Exercise directions
When a line of the entries contains the word "center", report that line.

[Bounding box prediction data]
* * *
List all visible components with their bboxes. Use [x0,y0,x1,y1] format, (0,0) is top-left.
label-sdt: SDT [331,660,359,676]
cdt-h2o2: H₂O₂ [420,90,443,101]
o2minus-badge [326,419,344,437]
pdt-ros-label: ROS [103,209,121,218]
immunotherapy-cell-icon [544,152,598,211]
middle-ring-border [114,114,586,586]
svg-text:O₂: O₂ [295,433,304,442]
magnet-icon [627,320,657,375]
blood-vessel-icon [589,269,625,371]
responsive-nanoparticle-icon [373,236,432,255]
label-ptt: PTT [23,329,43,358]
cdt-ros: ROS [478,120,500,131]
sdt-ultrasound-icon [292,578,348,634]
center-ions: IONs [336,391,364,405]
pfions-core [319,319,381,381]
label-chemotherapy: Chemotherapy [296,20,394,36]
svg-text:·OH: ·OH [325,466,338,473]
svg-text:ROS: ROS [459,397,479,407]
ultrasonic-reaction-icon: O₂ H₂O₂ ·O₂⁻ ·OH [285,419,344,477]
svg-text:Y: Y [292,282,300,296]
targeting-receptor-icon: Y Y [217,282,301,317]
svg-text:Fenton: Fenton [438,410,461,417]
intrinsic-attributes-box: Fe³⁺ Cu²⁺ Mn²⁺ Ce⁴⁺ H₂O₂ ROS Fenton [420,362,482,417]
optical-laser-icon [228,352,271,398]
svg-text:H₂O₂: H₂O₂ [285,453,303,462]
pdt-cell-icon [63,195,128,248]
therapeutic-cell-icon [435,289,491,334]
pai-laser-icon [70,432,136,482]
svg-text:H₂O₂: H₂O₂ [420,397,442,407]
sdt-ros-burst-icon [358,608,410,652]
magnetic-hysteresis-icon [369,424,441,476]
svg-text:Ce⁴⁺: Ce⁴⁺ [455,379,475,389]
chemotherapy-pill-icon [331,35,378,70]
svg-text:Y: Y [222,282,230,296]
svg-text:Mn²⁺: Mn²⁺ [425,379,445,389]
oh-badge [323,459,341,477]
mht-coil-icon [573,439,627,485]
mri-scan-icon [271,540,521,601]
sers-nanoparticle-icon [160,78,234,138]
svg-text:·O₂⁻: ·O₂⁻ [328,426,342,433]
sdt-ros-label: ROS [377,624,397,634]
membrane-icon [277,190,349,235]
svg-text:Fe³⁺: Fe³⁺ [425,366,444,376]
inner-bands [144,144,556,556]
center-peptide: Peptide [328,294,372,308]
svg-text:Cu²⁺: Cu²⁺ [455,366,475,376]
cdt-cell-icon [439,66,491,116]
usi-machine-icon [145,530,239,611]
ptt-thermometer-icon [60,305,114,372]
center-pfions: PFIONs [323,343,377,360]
* * *
Task result
center-ions: IONs [336,391,364,405]
center-peptide: Peptide [328,294,372,308]
center-pfions: PFIONs [323,343,377,360]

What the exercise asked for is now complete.